EXTRAIT DU TEXTE:
►

Accès à l’emploi. Phénomène unique dans les annales de la négociation sociale, l’ensemble des grandes centrales syndicales, le Médef et le Gouvernement ont conclu un accord relatif à la formation professionnelle. Il fera l’objet d’une loi spécifique à la fin 2003 et des dispositions concernant les travailleurs handicapés devraient y être incluses. C’est dans une autre loi que devrait figurer le principe de non- discrimination dans l’emploi; cette loi résulte de la nécessité de transposer en droit français une Directive adoptée par l’Union Européenne le 27 novembre 2000. La nouvelle législation reprendra le concept « d’aménagements raisonnables » incluant par exemple le droit à des horaires adaptés. Le quota d’emploi de 6% serait maintenu, les entreprises pouvant déduire de leur contribution à l’Agefiph les dépenses qu’elles consacrent à l’amélioration de l’accueil ou à l’insertion des personnes handicapées. Les relations entre l’Etat et l’Agefiph feraient l’objet d’accords conventionnels prévoyant des engagements réciproques. La fonction publique serait encouragée à recruter des travailleurs handicapés par la voie contractuelle, les services étant aidés pour financer les éventuels aménagements de poste de travail.

◄

EXERCICE COURT 1:
D'après le texte sur l'accès à l'emploi, à quelle date l'Union européenne a-t-elle adopté la directive à transposer en droit français ?
EXERCICE COURT 2:
Reprenez en liste numérotée les lignes des entrées enregistrées, du début jusqu'à la ligne contenant « y-tick-label: 30% bbox=[68, 136, 102, 155] » incluse, sans les lignes vides.

(Entrées enregistrées)
►

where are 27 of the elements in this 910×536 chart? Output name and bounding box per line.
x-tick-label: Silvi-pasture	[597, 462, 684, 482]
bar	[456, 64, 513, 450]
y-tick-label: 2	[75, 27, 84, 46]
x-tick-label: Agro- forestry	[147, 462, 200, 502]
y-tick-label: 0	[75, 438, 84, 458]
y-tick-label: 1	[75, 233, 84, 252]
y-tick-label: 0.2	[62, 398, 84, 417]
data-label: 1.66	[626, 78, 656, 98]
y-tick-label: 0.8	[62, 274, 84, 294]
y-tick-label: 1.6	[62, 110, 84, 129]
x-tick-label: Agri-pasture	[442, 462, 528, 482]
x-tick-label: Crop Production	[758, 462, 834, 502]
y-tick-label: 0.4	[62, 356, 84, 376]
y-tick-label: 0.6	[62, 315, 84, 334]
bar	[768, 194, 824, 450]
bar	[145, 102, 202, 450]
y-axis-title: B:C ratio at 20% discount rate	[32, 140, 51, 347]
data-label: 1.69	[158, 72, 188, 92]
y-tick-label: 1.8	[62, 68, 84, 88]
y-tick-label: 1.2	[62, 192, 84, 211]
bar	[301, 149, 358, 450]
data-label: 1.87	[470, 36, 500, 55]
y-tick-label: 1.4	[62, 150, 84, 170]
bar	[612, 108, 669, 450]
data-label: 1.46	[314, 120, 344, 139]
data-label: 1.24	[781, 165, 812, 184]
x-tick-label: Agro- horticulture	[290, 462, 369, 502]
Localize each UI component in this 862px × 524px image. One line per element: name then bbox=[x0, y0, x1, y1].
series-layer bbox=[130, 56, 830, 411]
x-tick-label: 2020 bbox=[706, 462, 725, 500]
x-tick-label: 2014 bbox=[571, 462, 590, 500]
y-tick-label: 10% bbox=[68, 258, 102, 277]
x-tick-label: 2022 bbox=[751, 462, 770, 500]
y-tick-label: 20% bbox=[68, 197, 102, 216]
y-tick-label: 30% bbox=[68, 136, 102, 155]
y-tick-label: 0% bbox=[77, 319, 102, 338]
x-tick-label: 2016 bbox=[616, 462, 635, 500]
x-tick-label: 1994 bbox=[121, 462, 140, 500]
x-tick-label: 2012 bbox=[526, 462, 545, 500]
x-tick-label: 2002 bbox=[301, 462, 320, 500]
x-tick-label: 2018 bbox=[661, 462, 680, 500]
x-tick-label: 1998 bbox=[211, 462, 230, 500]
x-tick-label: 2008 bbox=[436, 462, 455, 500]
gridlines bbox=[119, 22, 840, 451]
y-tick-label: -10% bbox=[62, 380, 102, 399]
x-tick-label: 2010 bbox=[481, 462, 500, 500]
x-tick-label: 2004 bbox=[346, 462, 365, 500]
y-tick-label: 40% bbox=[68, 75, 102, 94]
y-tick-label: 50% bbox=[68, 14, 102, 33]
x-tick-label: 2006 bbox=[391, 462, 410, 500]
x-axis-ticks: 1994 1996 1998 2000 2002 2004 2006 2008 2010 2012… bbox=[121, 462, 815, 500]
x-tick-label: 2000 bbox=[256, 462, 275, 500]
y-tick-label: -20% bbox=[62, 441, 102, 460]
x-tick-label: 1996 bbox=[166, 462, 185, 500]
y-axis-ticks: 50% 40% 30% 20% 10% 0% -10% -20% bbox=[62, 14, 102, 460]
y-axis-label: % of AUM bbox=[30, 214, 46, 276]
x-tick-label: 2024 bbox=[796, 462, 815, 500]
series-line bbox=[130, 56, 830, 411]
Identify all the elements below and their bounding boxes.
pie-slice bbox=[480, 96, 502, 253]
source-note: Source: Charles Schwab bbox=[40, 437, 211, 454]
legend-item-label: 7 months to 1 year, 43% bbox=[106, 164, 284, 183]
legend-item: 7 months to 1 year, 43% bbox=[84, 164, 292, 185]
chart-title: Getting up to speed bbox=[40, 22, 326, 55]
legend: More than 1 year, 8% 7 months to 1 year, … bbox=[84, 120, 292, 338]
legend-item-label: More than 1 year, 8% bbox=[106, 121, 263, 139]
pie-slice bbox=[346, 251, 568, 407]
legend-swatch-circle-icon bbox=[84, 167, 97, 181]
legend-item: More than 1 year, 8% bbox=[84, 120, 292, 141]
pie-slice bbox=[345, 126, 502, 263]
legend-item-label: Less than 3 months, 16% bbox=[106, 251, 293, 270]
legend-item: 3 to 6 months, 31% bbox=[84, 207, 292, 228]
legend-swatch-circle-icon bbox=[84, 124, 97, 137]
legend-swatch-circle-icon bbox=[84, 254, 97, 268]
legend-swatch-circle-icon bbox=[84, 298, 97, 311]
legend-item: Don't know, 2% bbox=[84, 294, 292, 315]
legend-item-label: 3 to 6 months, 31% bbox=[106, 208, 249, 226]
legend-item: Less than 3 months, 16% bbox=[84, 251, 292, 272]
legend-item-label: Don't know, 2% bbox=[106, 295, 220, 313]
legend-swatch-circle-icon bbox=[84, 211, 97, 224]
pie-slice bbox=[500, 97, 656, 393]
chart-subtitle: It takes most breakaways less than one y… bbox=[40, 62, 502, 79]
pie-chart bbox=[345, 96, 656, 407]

◄

RÉPONSE 1:
Le 27 novembre 2000.

RÉPONSE 2:
1. where are 27 of the elements in this 910×536 chart? Output name and bounding box per line.
2. x-tick-label: Silvi-pasture	[597, 462, 684, 482]
3. bar	[456, 64, 513, 450]
4. y-tick-label: 2	[75, 27, 84, 46]
5. x-tick-label: Agro- forestry	[147, 462, 200, 502]
6. y-tick-label: 0	[75, 438, 84, 458]
7. y-tick-label: 1	[75, 233, 84, 252]
8. y-tick-label: 0.2	[62, 398, 84, 417]
9. data-label: 1.66	[626, 78, 656, 98]
10. y-tick-label: 0.8	[62, 274, 84, 294]
11. y-tick-label: 1.6	[62, 110, 84, 129]
12. x-tick-label: Agri-pasture	[442, 462, 528, 482]
13. x-tick-label: Crop Production	[758, 462, 834, 502]
14. y-tick-label: 0.4	[62, 356, 84, 376]
15. y-tick-label: 0.6	[62, 315, 84, 334]
16. bar	[768, 194, 824, 450]
17. bar	[145, 102, 202, 450]
18. y-axis-title: B:C ratio at 20% discount rate	[32, 140, 51, 347]
19. data-label: 1.69	[158, 72, 188, 92]
20. y-tick-label: 1.8	[62, 68, 84, 88]
21. y-tick-label: 1.2	[62, 192, 84, 211]
22. bar	[301, 149, 358, 450]
23. data-label: 1.87	[470, 36, 500, 55]
24. y-tick-label: 1.4	[62, 150, 84, 170]
25. bar	[612, 108, 669, 450]
26. data-label: 1.46	[314, 120, 344, 139]
27. data-label: 1.24	[781, 165, 812, 184]
28. x-tick-label: Agro- horticulture	[290, 462, 369, 502]
29. Localize each UI component in this 862px × 524px image. One line per element: name then bbox=[x0, y0, x1, y1].
30. series-layer bbox=[130, 56, 830, 411]
31. x-tick-label: 2020 bbox=[706, 462, 725, 500]
32. x-tick-label: 2014 bbox=[571, 462, 590, 500]
33. y-tick-label: 10% bbox=[68, 258, 102, 277]
34. x-tick-label: 2022 bbox=[751, 462, 770, 500]
35. y-tick-label: 20% bbox=[68, 197, 102, 216]
36. y-tick-label: 30% bbox=[68, 136, 102, 155]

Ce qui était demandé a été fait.